- [TASK REQUIREMENTS]
Output as a numbered list the entry lines beginning at the one that contains "437, 651, 465]" and ending after the one that contains "section-title: 项目管理: [11, 210, 72, 228]", leaving out any blank lines.

======== DATASET RECORDS ========

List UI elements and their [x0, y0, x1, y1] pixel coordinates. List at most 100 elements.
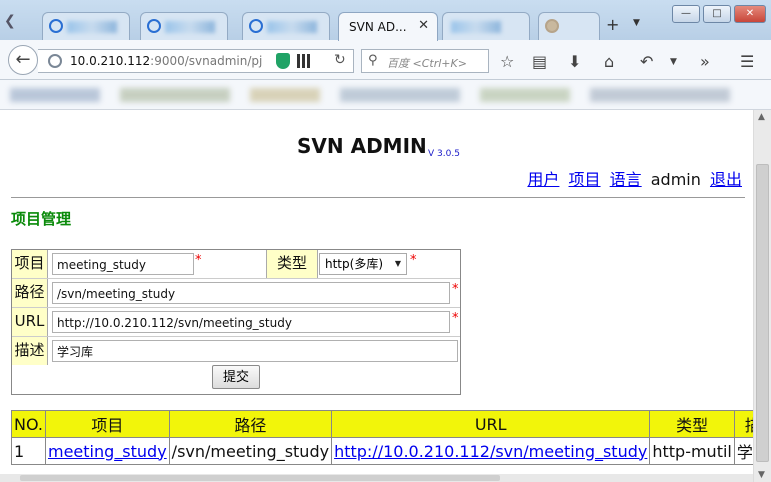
cell-url: http://10.0.210.112/svn/meeting_study: [331, 437, 651, 465]
address-bar[interactable]: 10.0.210.112:9000/svnadmin/pj ↻: [38, 49, 354, 73]
undo-icon[interactable]: ↶: [640, 52, 653, 71]
browser-tab[interactable]: [242, 12, 330, 40]
section-title: 项目管理: [11, 210, 72, 228]
tab-scroll-left-icon[interactable]: ❮: [4, 13, 16, 29]
projects-table: NO. 项目 路径 URL 类型 描述 1 meeting_study /svn…: [11, 410, 771, 465]
horizontal-scrollbar[interactable]: [0, 474, 753, 482]
type-select[interactable]: http(多库) ▼: [319, 253, 407, 275]
browser-tab-active[interactable]: SVN AD... ✕: [338, 12, 438, 41]
bookmark-item[interactable]: [120, 88, 230, 102]
download-icon[interactable]: ⬇: [568, 52, 581, 71]
home-icon[interactable]: ⌂: [604, 52, 614, 71]
close-window-icon[interactable]: ✕: [734, 5, 766, 23]
row-divider: [12, 336, 460, 337]
bookmark-item[interactable]: [480, 88, 570, 102]
star-icon[interactable]: ☆: [500, 52, 514, 71]
tab-title-blurred: [165, 21, 215, 33]
url-input[interactable]: http://10.0.210.112/svn/meeting_study: [52, 311, 450, 333]
browser-tab-bar: ❮ SVN AD... ✕ + ▼ — □ ✕: [0, 0, 771, 41]
project-name-label: 项目: [12, 250, 48, 278]
tab-favicon-icon: [147, 19, 161, 33]
type-select-value: http(多库): [325, 257, 383, 271]
row-divider: [12, 278, 460, 279]
scroll-down-icon[interactable]: ▼: [758, 470, 765, 480]
back-button[interactable]: ←: [8, 45, 38, 75]
required-marker: *: [452, 311, 459, 326]
browser-nav-bar: 10.0.210.112:9000/svnadmin/pj ↻ ← ⚲ 百度 <…: [0, 40, 771, 80]
maximize-window-icon[interactable]: □: [703, 5, 731, 23]
column-header-project: 项目: [45, 410, 170, 438]
table-header-row: NO. 项目 路径 URL 类型 描述: [11, 410, 771, 438]
column-header-type: 类型: [649, 410, 735, 438]
cell-project: meeting_study: [45, 437, 170, 465]
overflow-icon[interactable]: »: [700, 52, 710, 71]
path-input[interactable]: /svn/meeting_study: [52, 282, 450, 304]
qr-code-icon[interactable]: [297, 54, 311, 68]
minimize-window-icon[interactable]: —: [672, 5, 700, 23]
project-url-link[interactable]: http://10.0.210.112/svn/meeting_study: [334, 442, 647, 461]
app-version: V 3.0.5: [428, 149, 460, 159]
undo-dropdown-icon[interactable]: ▼: [670, 57, 677, 67]
vertical-scrollbar[interactable]: ▲ ▼: [753, 110, 771, 482]
reading-list-icon[interactable]: ▤: [532, 52, 547, 71]
bookmarks-bar: [0, 80, 771, 110]
new-tab-icon[interactable]: +: [606, 15, 619, 34]
search-box[interactable]: ⚲ 百度 <Ctrl+K>: [361, 49, 489, 73]
column-header-url: URL: [331, 410, 651, 438]
horizontal-scroll-thumb[interactable]: [20, 475, 500, 481]
row-divider: [12, 307, 460, 308]
cell-path: /svn/meeting_study: [168, 437, 333, 465]
tab-favicon-icon: [249, 19, 263, 33]
bookmark-item[interactable]: [250, 88, 320, 102]
shield-icon[interactable]: [276, 53, 290, 69]
required-marker: *: [410, 253, 417, 268]
tab-favicon-icon: [49, 19, 63, 33]
tab-favicon-icon: [545, 19, 559, 33]
browser-tab[interactable]: [538, 12, 600, 40]
search-placeholder: 百度 <Ctrl+K>: [387, 57, 467, 70]
browser-tab[interactable]: [442, 12, 530, 40]
description-input[interactable]: 学习库: [52, 340, 458, 362]
nav-language-link[interactable]: 语言: [610, 170, 642, 189]
table-row: 1 meeting_study /svn/meeting_study http:…: [11, 437, 771, 465]
cell-type: http-mutil: [649, 437, 735, 465]
tab-title-blurred: [267, 21, 317, 33]
nav-logout-link[interactable]: 退出: [710, 170, 742, 189]
search-icon: ⚲: [368, 53, 378, 68]
bookmark-item[interactable]: [10, 88, 100, 102]
tab-title-blurred: [451, 21, 501, 33]
page-content: SVN ADMIN V 3.0.5 用户 项目 语言 admin 退出 项目管理…: [0, 110, 771, 482]
required-marker: *: [452, 282, 459, 297]
path-label: 路径: [12, 279, 48, 307]
back-arrow-icon: ←: [15, 49, 31, 70]
bookmark-item[interactable]: [340, 88, 460, 102]
project-form: 项目 meeting_study * 类型 http(多库) ▼ * 路径 /s…: [11, 249, 461, 395]
hamburger-menu-icon[interactable]: ☰: [740, 52, 754, 71]
browser-tab[interactable]: [42, 12, 130, 40]
divider: [11, 197, 745, 198]
tab-list-dropdown-icon[interactable]: ▼: [633, 18, 640, 28]
column-header-no: NO.: [11, 410, 46, 438]
required-marker: *: [195, 253, 202, 268]
tab-title-blurred: [67, 21, 117, 33]
current-username: admin: [650, 170, 701, 189]
submit-button[interactable]: 提交: [212, 365, 260, 389]
column-header-path: 路径: [168, 410, 333, 438]
top-navigation: 用户 项目 语言 admin 退出: [523, 166, 742, 190]
nav-projects-link[interactable]: 项目: [569, 170, 601, 189]
project-link[interactable]: meeting_study: [48, 442, 167, 461]
project-name-input[interactable]: meeting_study: [52, 253, 194, 275]
description-label: 描述: [12, 337, 48, 365]
chevron-down-icon: ▼: [394, 259, 401, 268]
browser-tab[interactable]: [140, 12, 228, 40]
vertical-scroll-thumb[interactable]: [756, 164, 769, 462]
cell-no: 1: [11, 437, 46, 465]
address-text[interactable]: 10.0.210.112:9000/svnadmin/pj: [70, 54, 262, 68]
scroll-up-icon[interactable]: ▲: [758, 112, 765, 122]
tab-title: SVN AD...: [349, 20, 407, 34]
bookmark-item[interactable]: [590, 88, 730, 102]
reload-icon[interactable]: ↻: [334, 52, 346, 68]
close-tab-icon[interactable]: ✕: [418, 18, 429, 33]
nav-users-link[interactable]: 用户: [527, 170, 559, 189]
type-label: 类型: [266, 250, 318, 278]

========

- [OUTPUT BELOW]
1. cell-url: http://10.0.210.112/svn/meeting_study: [331, 437, 651, 465]
2. address-bar[interactable]: 10.0.210.112:9000/svnadmin/pj ↻: [38, 49, 354, 73]
3. undo-icon[interactable]: ↶: [640, 52, 653, 71]
4. browser-tab[interactable]: [242, 12, 330, 40]
5. section-title: 项目管理: [11, 210, 72, 228]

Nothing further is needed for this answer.